- _Task instructions_:
Write out the records below word for word, please.

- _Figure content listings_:

::::::::

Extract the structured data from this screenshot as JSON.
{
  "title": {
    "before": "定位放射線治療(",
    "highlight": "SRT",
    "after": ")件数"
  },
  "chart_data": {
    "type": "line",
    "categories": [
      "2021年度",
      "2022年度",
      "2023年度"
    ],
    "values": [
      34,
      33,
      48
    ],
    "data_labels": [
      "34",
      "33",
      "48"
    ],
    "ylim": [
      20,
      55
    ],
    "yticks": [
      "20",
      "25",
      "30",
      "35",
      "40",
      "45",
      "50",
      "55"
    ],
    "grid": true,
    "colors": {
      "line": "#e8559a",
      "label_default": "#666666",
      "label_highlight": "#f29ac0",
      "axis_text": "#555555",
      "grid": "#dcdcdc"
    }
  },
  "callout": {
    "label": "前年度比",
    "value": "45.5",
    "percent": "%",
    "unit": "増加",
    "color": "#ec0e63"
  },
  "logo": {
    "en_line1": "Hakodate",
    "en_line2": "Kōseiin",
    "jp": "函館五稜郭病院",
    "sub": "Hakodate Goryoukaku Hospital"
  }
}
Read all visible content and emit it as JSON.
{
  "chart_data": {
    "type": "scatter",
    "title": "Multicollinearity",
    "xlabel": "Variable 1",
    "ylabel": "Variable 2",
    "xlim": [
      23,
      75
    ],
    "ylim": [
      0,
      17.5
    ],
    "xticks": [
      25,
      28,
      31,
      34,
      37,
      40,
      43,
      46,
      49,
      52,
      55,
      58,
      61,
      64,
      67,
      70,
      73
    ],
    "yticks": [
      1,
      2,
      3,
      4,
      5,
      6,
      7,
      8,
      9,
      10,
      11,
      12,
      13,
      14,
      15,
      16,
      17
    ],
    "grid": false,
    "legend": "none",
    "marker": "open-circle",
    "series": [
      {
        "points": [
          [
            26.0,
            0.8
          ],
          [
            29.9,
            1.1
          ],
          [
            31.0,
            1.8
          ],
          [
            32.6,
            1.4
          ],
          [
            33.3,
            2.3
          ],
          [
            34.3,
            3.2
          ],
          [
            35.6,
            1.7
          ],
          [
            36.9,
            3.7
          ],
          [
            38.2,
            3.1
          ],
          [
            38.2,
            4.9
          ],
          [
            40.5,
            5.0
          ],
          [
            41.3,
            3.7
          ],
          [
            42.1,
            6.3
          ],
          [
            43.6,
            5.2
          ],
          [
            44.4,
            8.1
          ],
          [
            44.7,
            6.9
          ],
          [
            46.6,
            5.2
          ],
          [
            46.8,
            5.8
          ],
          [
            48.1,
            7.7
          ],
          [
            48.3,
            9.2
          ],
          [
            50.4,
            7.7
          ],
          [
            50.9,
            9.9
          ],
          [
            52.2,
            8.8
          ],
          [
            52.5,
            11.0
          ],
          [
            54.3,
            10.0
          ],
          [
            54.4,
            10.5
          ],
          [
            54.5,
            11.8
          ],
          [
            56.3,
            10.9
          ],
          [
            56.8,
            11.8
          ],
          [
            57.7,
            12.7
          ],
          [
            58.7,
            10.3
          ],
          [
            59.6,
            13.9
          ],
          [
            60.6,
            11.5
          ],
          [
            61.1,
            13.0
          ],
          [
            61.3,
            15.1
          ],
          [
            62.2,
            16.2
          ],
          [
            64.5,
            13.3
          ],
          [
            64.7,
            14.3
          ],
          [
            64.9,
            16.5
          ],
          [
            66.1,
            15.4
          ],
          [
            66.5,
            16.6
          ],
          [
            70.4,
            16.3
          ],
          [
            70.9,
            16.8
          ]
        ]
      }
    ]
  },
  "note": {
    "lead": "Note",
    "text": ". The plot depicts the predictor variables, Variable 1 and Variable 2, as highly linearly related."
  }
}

::::::::

- _The completed task_:
Extract the structured data from this screenshot as JSON.
{
  "title": {
    "before": "定位放射線治療(",
    "highlight": "SRT",
    "after": ")件数"
  },
  "chart_data": {
    "type": "line",
    "categories": [
      "2021年度",
      "2022年度",
      "2023年度"
    ],
    "values": [
      34,
      33,
      48
    ],
    "data_labels": [
      "34",
      "33",
      "48"
    ],
    "ylim": [
      20,
      55
    ],
    "yticks": [
      "20",
      "25",
      "30",
      "35",
      "40",
      "45",
      "50",
      "55"
    ],
    "grid": true,
    "colors": {
      "line": "#e8559a",
      "label_default": "#666666",
      "label_highlight": "#f29ac0",
      "axis_text": "#555555",
      "grid": "#dcdcdc"
    }
  },
  "callout": {
    "label": "前年度比",
    "value": "45.5",
    "percent": "%",
    "unit": "増加",
    "color": "#ec0e63"
  },
  "logo": {
    "en_line1": "Hakodate",
    "en_line2": "Kōseiin",
    "jp": "函館五稜郭病院",
    "sub": "Hakodate Goryoukaku Hospital"
  }
}
Read all visible content and emit it as JSON.
{
  "chart_data": {
    "type": "scatter",
    "title": "Multicollinearity",
    "xlabel": "Variable 1",
    "ylabel": "Variable 2",
    "xlim": [
      23,
      75
    ],
    "ylim": [
      0,
      17.5
    ],
    "xticks": [
      25,
      28,
      31,
      34,
      37,
      40,
      43,
      46,
      49,
      52,
      55,
      58,
      61,
      64,
      67,
      70,
      73
    ],
    "yticks": [
      1,
      2,
      3,
      4,
      5,
      6,
      7,
      8,
      9,
      10,
      11,
      12,
      13,
      14,
      15,
      16,
      17
    ],
    "grid": false,
    "legend": "none",
    "marker": "open-circle",
    "series": [
      {
        "points": [
          [
            26.0,
            0.8
          ],
          [
            29.9,
            1.1
          ],
          [
            31.0,
            1.8
          ],
          [
            32.6,
            1.4
          ],
          [
            33.3,
            2.3
          ],
          [
            34.3,
            3.2
          ],
          [
            35.6,
            1.7
          ],
          [
            36.9,
            3.7
          ],
          [
            38.2,
            3.1
          ],
          [
            38.2,
            4.9
          ],
          [
            40.5,
            5.0
          ],
          [
            41.3,
            3.7
          ],
          [
            42.1,
            6.3
          ],
          [
            43.6,
            5.2
          ],
          [
            44.4,
            8.1
          ],
          [
            44.7,
            6.9
          ],
          [
            46.6,
            5.2
          ],
          [
            46.8,
            5.8
          ],
          [
            48.1,
            7.7
          ],
          [
            48.3,
            9.2
          ],
          [
            50.4,
            7.7
          ],
          [
            50.9,
            9.9
          ],
          [
            52.2,
            8.8
          ],
          [
            52.5,
            11.0
          ],
          [
            54.3,
            10.0
          ],
          [
            54.4,
            10.5
          ],
          [
            54.5,
            11.8
          ],
          [
            56.3,
            10.9
          ],
          [
            56.8,
            11.8
          ],
          [
            57.7,
            12.7
          ],
          [
            58.7,
            10.3
          ],
          [
            59.6,
            13.9
          ],
          [
            60.6,
            11.5
          ],
          [
            61.1,
            13.0
          ],
          [
            61.3,
            15.1
          ],
          [
            62.2,
            16.2
          ],
          [
            64.5,
            13.3
          ],
          [
            64.7,
            14.3
          ],
          [
            64.9,
            16.5
          ],
          [
            66.1,
            15.4
          ],
          [
            66.5,
            16.6
          ],
          [
            70.4,
            16.3
          ],
          [
            70.9,
            16.8
          ]
        ]
      }
    ]
  },
  "note": {
    "lead": "Note",
    "text": ". The plot depicts the predictor variables, Variable 1 and Variable 2, as highly linearly related."
  }
}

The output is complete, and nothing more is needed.